WHAT TO PRODUCE -> Output an exact reproduction of the data.

DATA SUPPLIED ->
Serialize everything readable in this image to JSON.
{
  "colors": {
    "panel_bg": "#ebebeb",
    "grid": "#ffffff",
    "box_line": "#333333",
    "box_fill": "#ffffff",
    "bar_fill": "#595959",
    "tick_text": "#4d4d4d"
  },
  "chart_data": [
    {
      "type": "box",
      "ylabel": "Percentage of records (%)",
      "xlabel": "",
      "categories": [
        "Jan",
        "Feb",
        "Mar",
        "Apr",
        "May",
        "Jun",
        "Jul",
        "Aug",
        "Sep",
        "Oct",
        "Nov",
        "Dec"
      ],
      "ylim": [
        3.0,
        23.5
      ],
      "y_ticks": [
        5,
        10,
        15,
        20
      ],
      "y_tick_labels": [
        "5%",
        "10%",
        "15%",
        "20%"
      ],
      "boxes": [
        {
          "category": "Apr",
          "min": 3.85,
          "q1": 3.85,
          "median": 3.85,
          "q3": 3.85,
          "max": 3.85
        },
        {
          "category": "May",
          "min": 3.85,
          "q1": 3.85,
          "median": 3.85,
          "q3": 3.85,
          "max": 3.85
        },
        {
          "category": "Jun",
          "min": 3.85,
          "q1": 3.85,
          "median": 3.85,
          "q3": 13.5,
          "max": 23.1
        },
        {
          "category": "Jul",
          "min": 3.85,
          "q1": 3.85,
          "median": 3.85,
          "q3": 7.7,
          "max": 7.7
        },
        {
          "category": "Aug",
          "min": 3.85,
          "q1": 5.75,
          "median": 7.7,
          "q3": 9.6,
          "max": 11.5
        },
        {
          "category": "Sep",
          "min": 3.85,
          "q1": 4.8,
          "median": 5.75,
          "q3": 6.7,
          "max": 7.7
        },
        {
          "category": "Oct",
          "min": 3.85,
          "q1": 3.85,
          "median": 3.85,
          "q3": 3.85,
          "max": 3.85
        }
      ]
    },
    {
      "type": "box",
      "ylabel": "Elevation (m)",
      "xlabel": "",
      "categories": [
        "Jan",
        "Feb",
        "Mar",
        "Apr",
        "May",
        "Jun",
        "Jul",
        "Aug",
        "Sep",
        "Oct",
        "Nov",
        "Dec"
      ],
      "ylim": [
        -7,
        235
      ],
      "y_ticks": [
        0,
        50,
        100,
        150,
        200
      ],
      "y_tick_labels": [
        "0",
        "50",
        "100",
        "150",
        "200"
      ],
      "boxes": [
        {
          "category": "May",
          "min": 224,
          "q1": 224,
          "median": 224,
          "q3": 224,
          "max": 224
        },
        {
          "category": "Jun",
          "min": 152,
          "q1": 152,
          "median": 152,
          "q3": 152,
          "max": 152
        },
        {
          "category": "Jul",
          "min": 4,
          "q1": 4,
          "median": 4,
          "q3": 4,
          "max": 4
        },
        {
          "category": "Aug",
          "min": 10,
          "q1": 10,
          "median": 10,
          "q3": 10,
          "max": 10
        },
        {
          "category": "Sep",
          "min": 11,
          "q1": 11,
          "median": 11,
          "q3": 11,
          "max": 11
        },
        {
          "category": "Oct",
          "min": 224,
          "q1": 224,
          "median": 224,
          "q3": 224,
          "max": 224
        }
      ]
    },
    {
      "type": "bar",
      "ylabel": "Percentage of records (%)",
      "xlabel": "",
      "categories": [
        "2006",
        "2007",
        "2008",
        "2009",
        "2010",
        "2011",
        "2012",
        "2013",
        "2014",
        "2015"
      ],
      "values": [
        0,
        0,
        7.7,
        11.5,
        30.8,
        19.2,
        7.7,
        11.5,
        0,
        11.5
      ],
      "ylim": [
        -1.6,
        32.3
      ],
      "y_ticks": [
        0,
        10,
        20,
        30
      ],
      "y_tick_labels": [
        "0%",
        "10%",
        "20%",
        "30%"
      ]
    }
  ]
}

FINAL RESULT ->
Serialize everything readable in this image to JSON.
{
  "colors": {
    "panel_bg": "#ebebeb",
    "grid": "#ffffff",
    "box_line": "#333333",
    "box_fill": "#ffffff",
    "bar_fill": "#595959",
    "tick_text": "#4d4d4d"
  },
  "chart_data": [
    {
      "type": "box",
      "ylabel": "Percentage of records (%)",
      "xlabel": "",
      "categories": [
        "Jan",
        "Feb",
        "Mar",
        "Apr",
        "May",
        "Jun",
        "Jul",
        "Aug",
        "Sep",
        "Oct",
        "Nov",
        "Dec"
      ],
      "ylim": [
        3.0,
        23.5
      ],
      "y_ticks": [
        5,
        10,
        15,
        20
      ],
      "y_tick_labels": [
        "5%",
        "10%",
        "15%",
        "20%"
      ],
      "boxes": [
        {
          "category": "Apr",
          "min": 3.85,
          "q1": 3.85,
          "median": 3.85,
          "q3": 3.85,
          "max": 3.85
        },
        {
          "category": "May",
          "min": 3.85,
          "q1": 3.85,
          "median": 3.85,
          "q3": 3.85,
          "max": 3.85
        },
        {
          "category": "Jun",
          "min": 3.85,
          "q1": 3.85,
          "median": 3.85,
          "q3": 13.5,
          "max": 23.1
        },
        {
          "category": "Jul",
          "min": 3.85,
          "q1": 3.85,
          "median": 3.85,
          "q3": 7.7,
          "max": 7.7
        },
        {
          "category": "Aug",
          "min": 3.85,
          "q1": 5.75,
          "median": 7.7,
          "q3": 9.6,
          "max": 11.5
        },
        {
          "category": "Sep",
          "min": 3.85,
          "q1": 4.8,
          "median": 5.75,
          "q3": 6.7,
          "max": 7.7
        },
        {
          "category": "Oct",
          "min": 3.85,
          "q1": 3.85,
          "median": 3.85,
          "q3": 3.85,
          "max": 3.85
        }
      ]
    },
    {
      "type": "box",
      "ylabel": "Elevation (m)",
      "xlabel": "",
      "categories": [
        "Jan",
        "Feb",
        "Mar",
        "Apr",
        "May",
        "Jun",
        "Jul",
        "Aug",
        "Sep",
        "Oct",
        "Nov",
        "Dec"
      ],
      "ylim": [
        -7,
        235
      ],
      "y_ticks": [
        0,
        50,
        100,
        150,
        200
      ],
      "y_tick_labels": [
        "0",
        "50",
        "100",
        "150",
        "200"
      ],
      "boxes": [
        {
          "category": "May",
          "min": 224,
          "q1": 224,
          "median": 224,
          "q3": 224,
          "max": 224
        },
        {
          "category": "Jun",
          "min": 152,
          "q1": 152,
          "median": 152,
          "q3": 152,
          "max": 152
        },
        {
          "category": "Jul",
          "min": 4,
          "q1": 4,
          "median": 4,
          "q3": 4,
          "max": 4
        },
        {
          "category": "Aug",
          "min": 10,
          "q1": 10,
          "median": 10,
          "q3": 10,
          "max": 10
        },
        {
          "category": "Sep",
          "min": 11,
          "q1": 11,
          "median": 11,
          "q3": 11,
          "max": 11
        },
        {
          "category": "Oct",
          "min": 224,
          "q1": 224,
          "median": 224,
          "q3": 224,
          "max": 224
        }
      ]
    },
    {
      "type": "bar",
      "ylabel": "Percentage of records (%)",
      "xlabel": "",
      "categories": [
        "2006",
        "2007",
        "2008",
        "2009",
        "2010",
        "2011",
        "2012",
        "2013",
        "2014",
        "2015"
      ],
      "values": [
        0,
        0,
        7.7,
        11.5,
        30.8,
        19.2,
        7.7,
        11.5,
        0,
        11.5
      ],
      "ylim": [
        -1.6,
        32.3
      ],
      "y_ticks": [
        0,
        10,
        20,
        30
      ],
      "y_tick_labels": [
        "0%",
        "10%",
        "20%",
        "30%"
      ]
    }
  ]
}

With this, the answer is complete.